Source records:
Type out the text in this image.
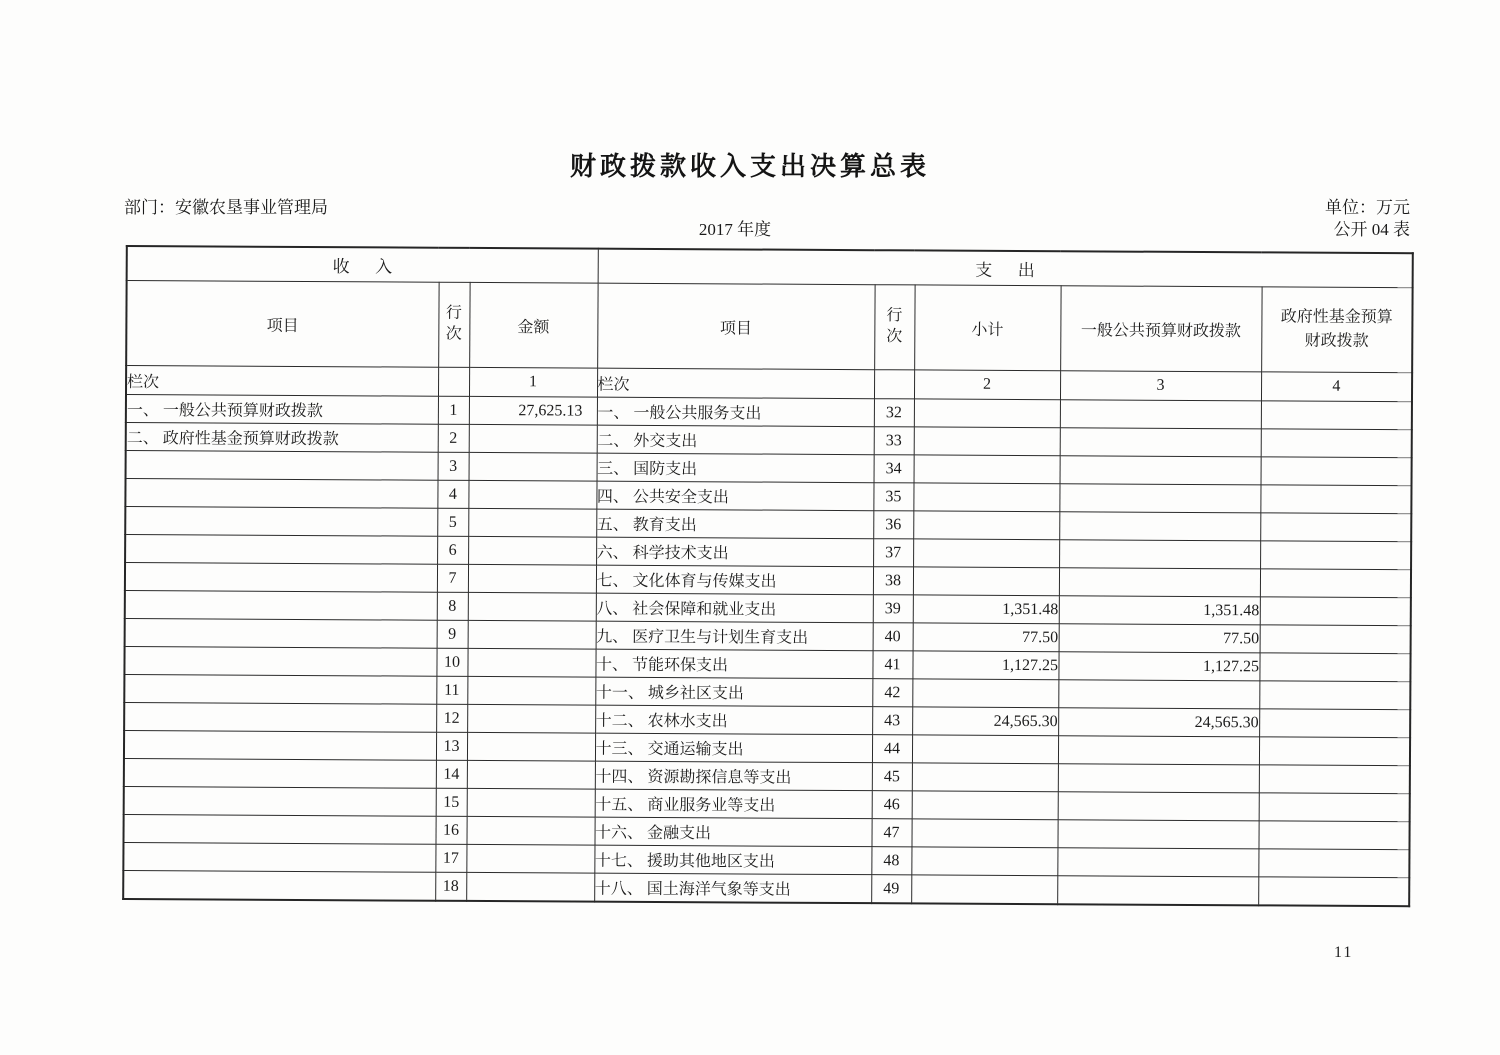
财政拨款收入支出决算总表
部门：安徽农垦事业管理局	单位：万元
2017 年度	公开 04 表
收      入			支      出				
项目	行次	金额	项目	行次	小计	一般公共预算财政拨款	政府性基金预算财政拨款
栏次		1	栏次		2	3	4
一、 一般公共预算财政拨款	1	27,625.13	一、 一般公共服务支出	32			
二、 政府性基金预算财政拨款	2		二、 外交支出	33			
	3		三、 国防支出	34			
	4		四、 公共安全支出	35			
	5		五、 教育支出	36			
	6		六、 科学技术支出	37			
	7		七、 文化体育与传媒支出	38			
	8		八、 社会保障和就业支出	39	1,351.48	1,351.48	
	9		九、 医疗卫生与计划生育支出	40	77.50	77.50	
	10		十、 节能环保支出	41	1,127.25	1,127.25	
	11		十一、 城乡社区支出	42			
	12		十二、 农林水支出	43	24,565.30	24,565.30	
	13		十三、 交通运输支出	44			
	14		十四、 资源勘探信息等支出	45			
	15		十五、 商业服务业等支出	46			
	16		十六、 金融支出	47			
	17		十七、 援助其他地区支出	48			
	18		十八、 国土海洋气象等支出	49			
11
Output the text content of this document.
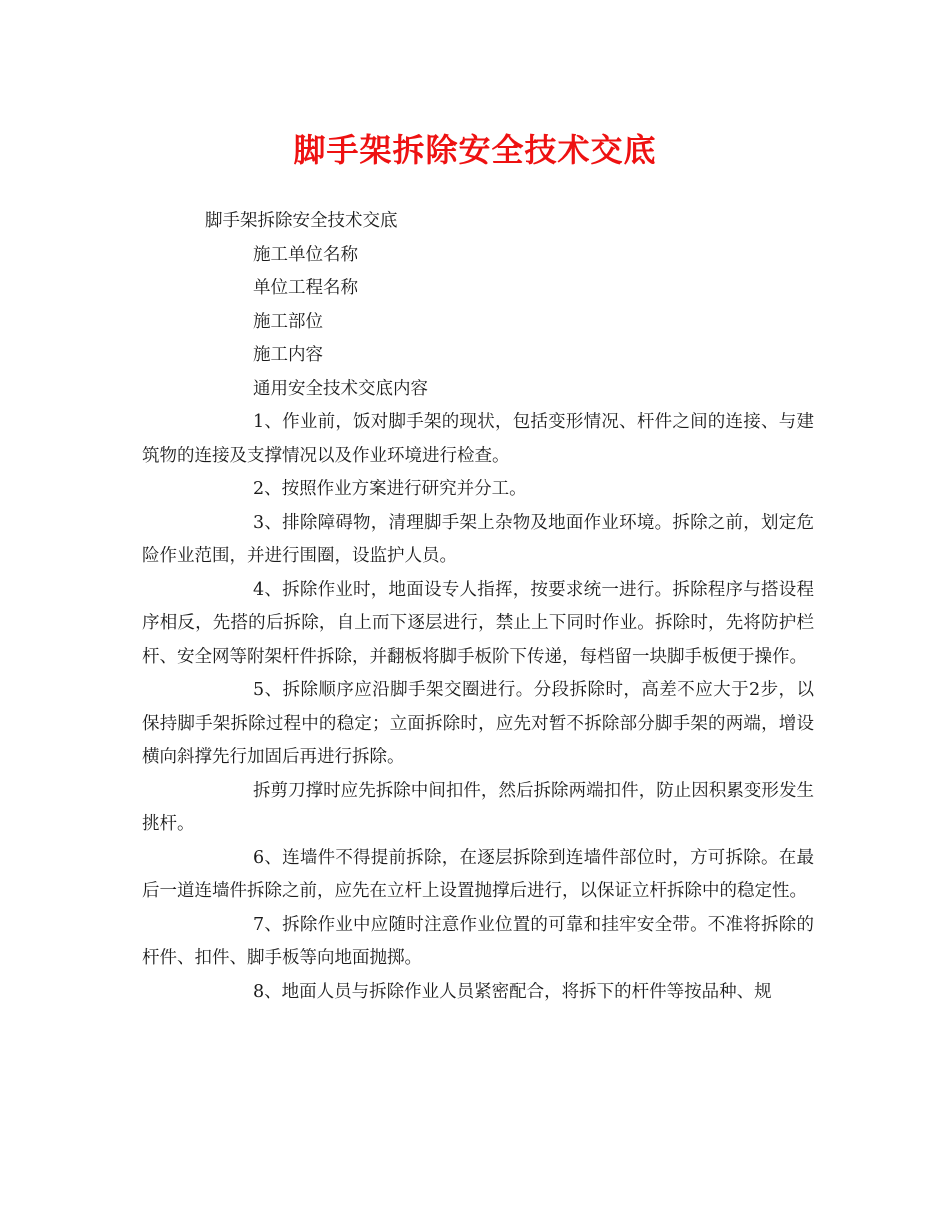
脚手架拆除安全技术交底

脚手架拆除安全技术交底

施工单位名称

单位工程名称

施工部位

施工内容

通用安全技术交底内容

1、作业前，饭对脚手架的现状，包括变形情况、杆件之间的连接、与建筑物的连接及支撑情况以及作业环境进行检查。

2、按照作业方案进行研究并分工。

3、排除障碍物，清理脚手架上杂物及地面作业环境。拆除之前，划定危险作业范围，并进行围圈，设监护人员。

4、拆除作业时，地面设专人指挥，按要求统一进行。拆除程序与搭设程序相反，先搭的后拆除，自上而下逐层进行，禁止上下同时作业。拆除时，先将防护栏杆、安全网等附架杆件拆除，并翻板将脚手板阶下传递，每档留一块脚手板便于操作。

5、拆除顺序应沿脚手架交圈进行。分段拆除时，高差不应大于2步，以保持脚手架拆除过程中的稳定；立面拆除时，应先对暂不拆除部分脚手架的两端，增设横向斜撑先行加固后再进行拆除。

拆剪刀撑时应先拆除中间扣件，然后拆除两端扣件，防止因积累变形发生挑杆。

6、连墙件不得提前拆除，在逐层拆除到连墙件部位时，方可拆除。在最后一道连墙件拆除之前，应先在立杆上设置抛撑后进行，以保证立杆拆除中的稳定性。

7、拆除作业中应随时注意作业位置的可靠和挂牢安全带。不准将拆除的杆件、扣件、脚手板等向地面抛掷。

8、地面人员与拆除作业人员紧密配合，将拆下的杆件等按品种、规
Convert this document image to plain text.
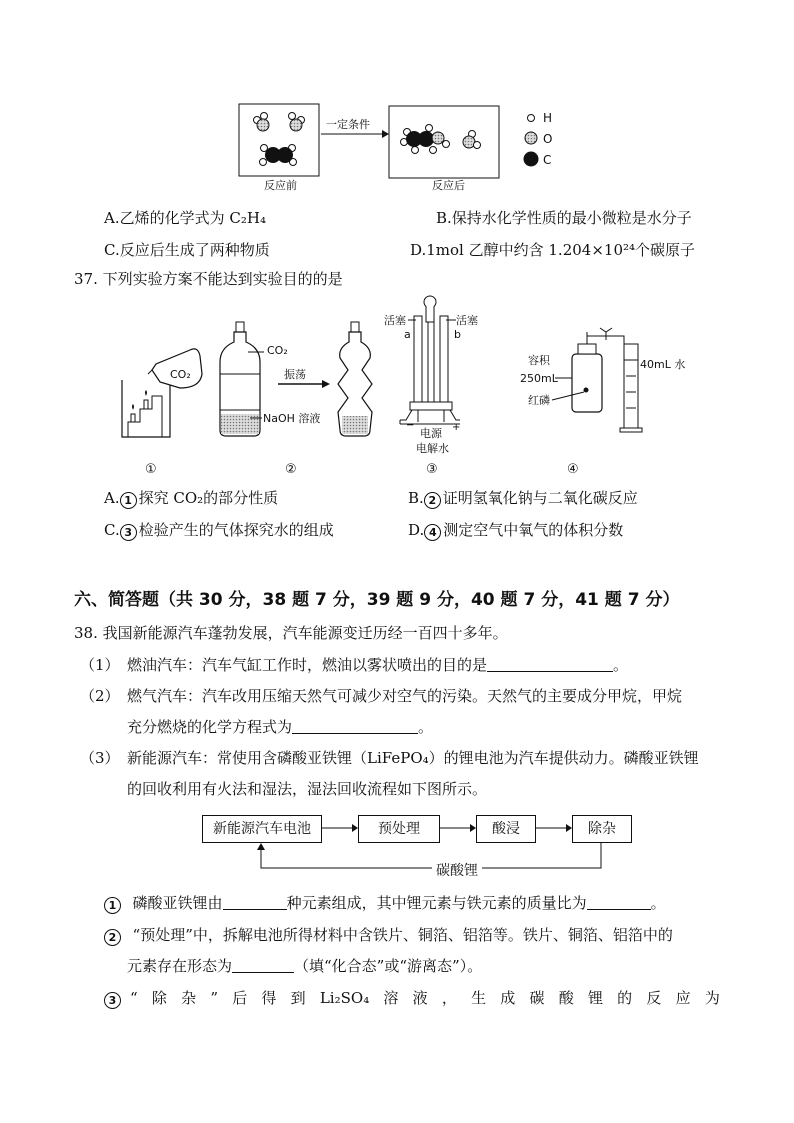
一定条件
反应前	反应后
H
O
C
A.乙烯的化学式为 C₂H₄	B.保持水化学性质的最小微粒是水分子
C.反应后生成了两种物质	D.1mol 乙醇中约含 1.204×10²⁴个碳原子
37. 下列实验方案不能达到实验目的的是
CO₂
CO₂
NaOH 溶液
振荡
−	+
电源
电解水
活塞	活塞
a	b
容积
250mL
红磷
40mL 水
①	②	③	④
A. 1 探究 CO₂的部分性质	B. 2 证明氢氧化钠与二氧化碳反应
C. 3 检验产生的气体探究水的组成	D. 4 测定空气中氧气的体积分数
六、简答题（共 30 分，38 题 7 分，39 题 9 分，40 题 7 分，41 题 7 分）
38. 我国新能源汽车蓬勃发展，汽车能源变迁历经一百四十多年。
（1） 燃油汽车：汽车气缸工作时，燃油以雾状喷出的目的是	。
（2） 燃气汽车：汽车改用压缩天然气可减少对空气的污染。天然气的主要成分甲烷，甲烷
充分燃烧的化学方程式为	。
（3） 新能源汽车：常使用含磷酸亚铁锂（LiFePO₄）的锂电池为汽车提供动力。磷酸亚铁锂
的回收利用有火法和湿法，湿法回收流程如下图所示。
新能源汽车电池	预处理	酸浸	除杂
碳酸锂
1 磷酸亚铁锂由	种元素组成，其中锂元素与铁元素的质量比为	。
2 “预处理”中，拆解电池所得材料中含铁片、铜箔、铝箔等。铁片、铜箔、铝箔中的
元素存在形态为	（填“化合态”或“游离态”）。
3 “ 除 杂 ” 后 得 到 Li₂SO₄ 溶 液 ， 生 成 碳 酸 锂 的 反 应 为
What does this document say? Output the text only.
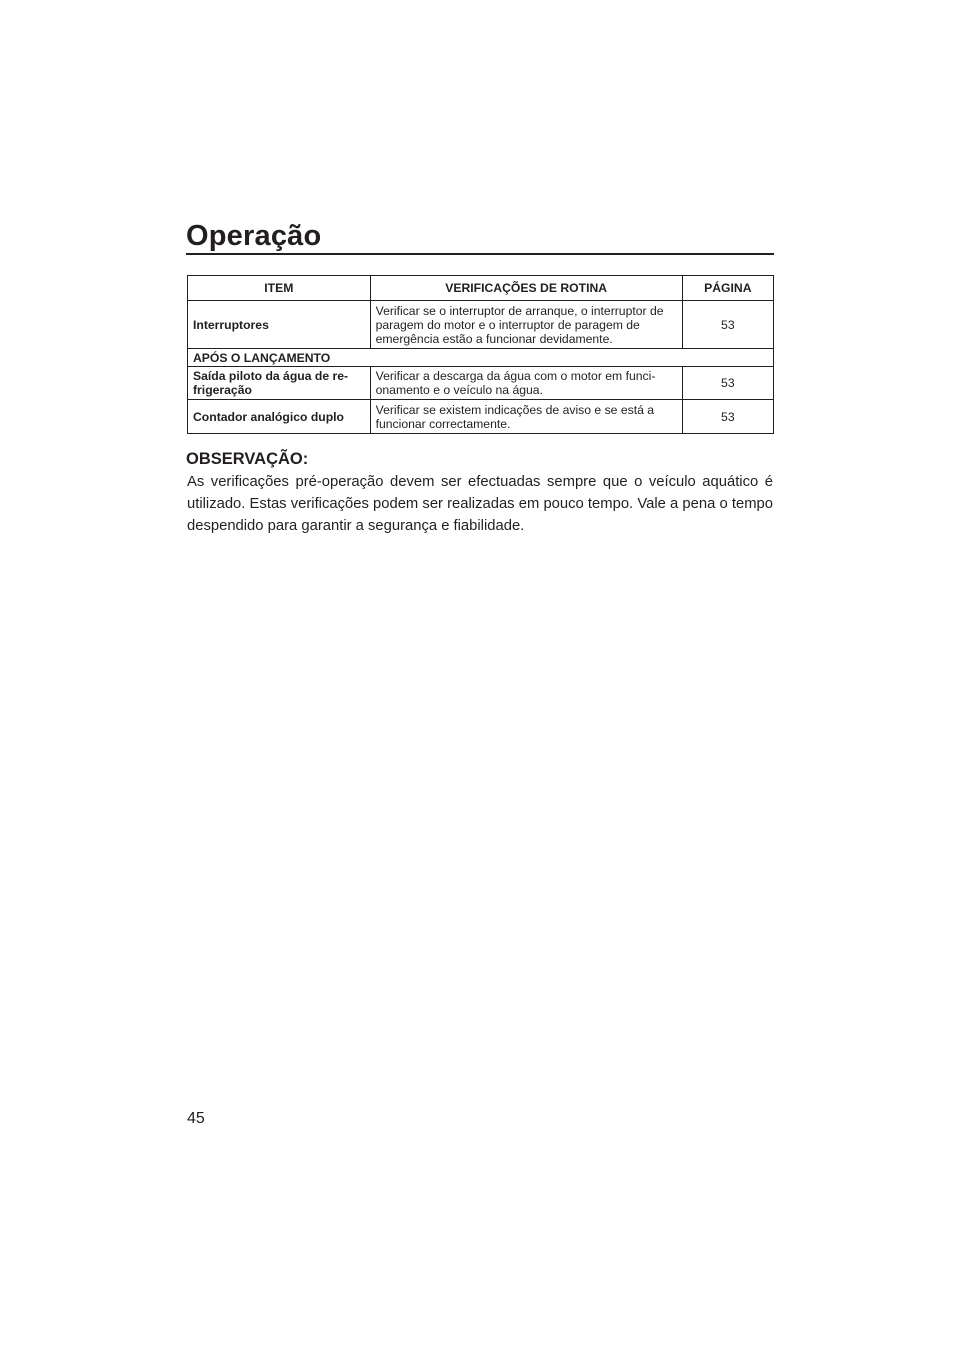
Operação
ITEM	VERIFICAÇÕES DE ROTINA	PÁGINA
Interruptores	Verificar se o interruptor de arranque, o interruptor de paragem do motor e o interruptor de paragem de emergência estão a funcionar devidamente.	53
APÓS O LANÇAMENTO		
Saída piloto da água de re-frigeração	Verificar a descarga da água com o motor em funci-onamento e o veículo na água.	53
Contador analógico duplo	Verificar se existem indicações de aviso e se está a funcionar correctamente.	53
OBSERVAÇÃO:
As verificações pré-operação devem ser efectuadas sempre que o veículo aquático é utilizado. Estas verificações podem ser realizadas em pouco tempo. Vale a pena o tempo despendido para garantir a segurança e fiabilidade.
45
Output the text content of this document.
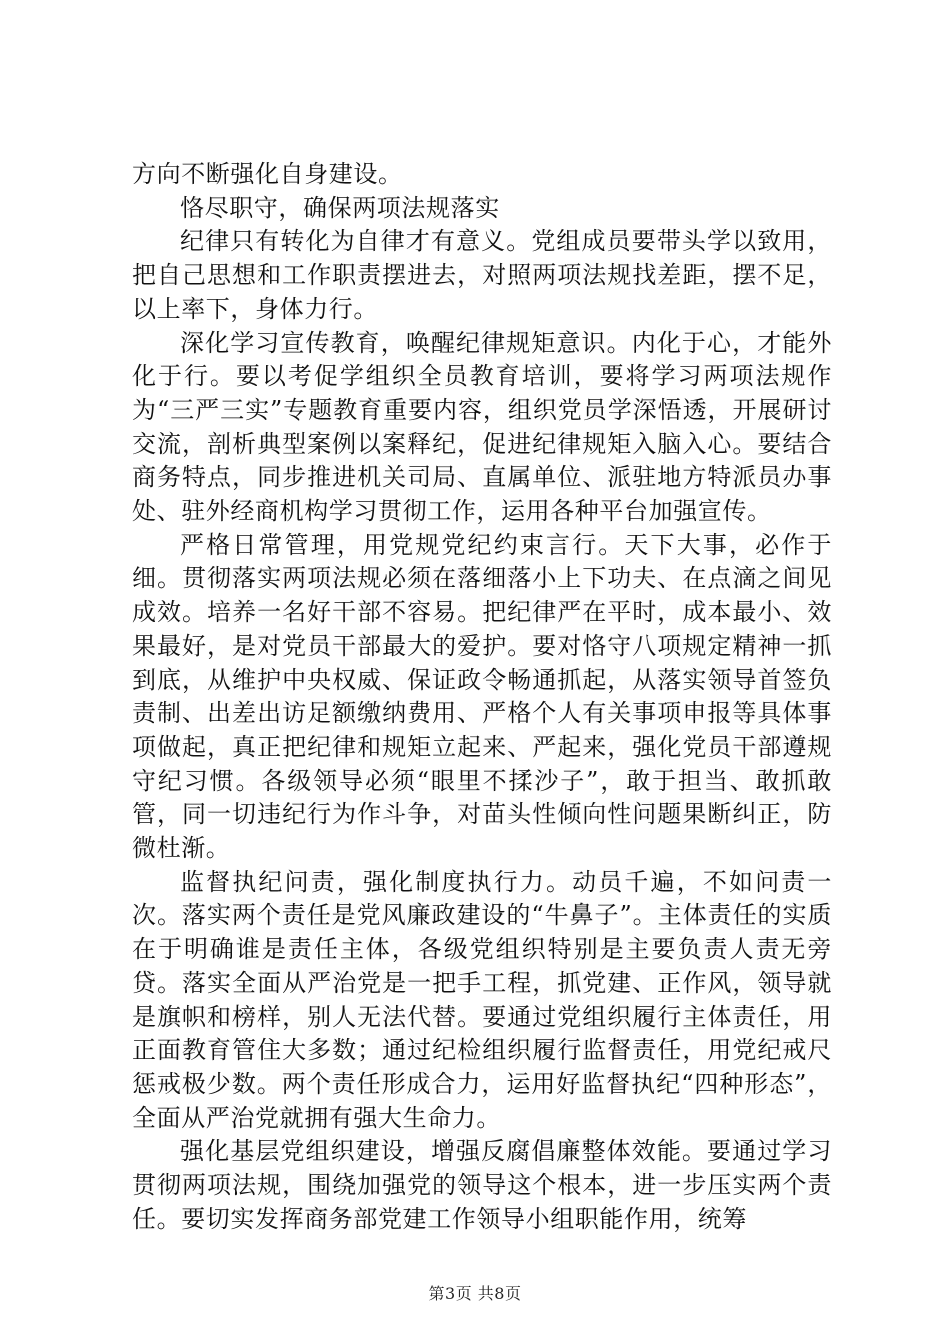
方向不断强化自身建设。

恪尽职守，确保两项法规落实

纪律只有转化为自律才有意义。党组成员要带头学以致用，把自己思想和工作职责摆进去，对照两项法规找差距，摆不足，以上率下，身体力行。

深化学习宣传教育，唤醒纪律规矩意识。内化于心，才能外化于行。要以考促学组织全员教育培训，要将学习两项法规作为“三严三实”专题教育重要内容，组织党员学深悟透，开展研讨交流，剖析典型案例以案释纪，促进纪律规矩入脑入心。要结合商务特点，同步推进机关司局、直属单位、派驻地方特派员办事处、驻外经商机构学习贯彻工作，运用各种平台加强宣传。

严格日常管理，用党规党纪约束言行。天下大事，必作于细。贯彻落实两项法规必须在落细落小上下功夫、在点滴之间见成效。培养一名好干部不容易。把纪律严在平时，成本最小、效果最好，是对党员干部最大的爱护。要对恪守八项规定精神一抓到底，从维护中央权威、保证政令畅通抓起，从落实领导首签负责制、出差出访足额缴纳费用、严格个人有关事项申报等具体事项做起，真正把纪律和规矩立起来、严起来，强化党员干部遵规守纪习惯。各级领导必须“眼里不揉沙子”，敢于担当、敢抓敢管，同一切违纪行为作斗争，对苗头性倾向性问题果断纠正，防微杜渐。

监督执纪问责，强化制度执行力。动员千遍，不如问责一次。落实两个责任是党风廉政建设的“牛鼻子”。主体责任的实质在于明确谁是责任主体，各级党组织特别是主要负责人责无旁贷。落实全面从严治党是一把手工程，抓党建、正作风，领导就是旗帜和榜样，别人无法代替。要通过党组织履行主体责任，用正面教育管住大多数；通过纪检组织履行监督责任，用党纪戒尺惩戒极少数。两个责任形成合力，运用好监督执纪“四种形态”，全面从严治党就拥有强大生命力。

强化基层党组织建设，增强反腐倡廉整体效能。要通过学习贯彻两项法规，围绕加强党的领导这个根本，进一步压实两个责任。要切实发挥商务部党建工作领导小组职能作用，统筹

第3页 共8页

__Task prompt__:
From the line containing "What does this" down to the last line of the data, print every line exactly and nothing else. Pictures stay out of the copy.

__Complete output__:
What does this document say? Output the text only.
Operação
ITEM	VERIFICAÇÕES DE ROTINA	PÁGINA
Interruptores	Verificar se o interruptor de arranque, o interruptor de paragem do motor e o interruptor de paragem de emergência estão a funcionar devidamente.	53
APÓS O LANÇAMENTO		
Saída piloto da água de re-frigeração	Verificar a descarga da água com o motor em funci-onamento e o veículo na água.	53
Contador analógico duplo	Verificar se existem indicações de aviso e se está a funcionar correctamente.	53
OBSERVAÇÃO:
As verificações pré-operação devem ser efectuadas sempre que o veículo aquático é utilizado. Estas verificações podem ser realizadas em pouco tempo. Vale a pena o tempo despendido para garantir a segurança e fiabilidade.
45
Output the text content of this document.
方向不断强化自身建设。

恪尽职守，确保两项法规落实

纪律只有转化为自律才有意义。党组成员要带头学以致用，把自己思想和工作职责摆进去，对照两项法规找差距，摆不足，以上率下，身体力行。

深化学习宣传教育，唤醒纪律规矩意识。内化于心，才能外化于行。要以考促学组织全员教育培训，要将学习两项法规作为“三严三实”专题教育重要内容，组织党员学深悟透，开展研讨交流，剖析典型案例以案释纪，促进纪律规矩入脑入心。要结合商务特点，同步推进机关司局、直属单位、派驻地方特派员办事处、驻外经商机构学习贯彻工作，运用各种平台加强宣传。

严格日常管理，用党规党纪约束言行。天下大事，必作于细。贯彻落实两项法规必须在落细落小上下功夫、在点滴之间见成效。培养一名好干部不容易。把纪律严在平时，成本最小、效果最好，是对党员干部最大的爱护。要对恪守八项规定精神一抓到底，从维护中央权威、保证政令畅通抓起，从落实领导首签负责制、出差出访足额缴纳费用、严格个人有关事项申报等具体事项做起，真正把纪律和规矩立起来、严起来，强化党员干部遵规守纪习惯。各级领导必须“眼里不揉沙子”，敢于担当、敢抓敢管，同一切违纪行为作斗争，对苗头性倾向性问题果断纠正，防微杜渐。

监督执纪问责，强化制度执行力。动员千遍，不如问责一次。落实两个责任是党风廉政建设的“牛鼻子”。主体责任的实质在于明确谁是责任主体，各级党组织特别是主要负责人责无旁贷。落实全面从严治党是一把手工程，抓党建、正作风，领导就是旗帜和榜样，别人无法代替。要通过党组织履行主体责任，用正面教育管住大多数；通过纪检组织履行监督责任，用党纪戒尺惩戒极少数。两个责任形成合力，运用好监督执纪“四种形态”，全面从严治党就拥有强大生命力。

强化基层党组织建设，增强反腐倡廉整体效能。要通过学习贯彻两项法规，围绕加强党的领导这个根本，进一步压实两个责任。要切实发挥商务部党建工作领导小组职能作用，统筹

第3页 共8页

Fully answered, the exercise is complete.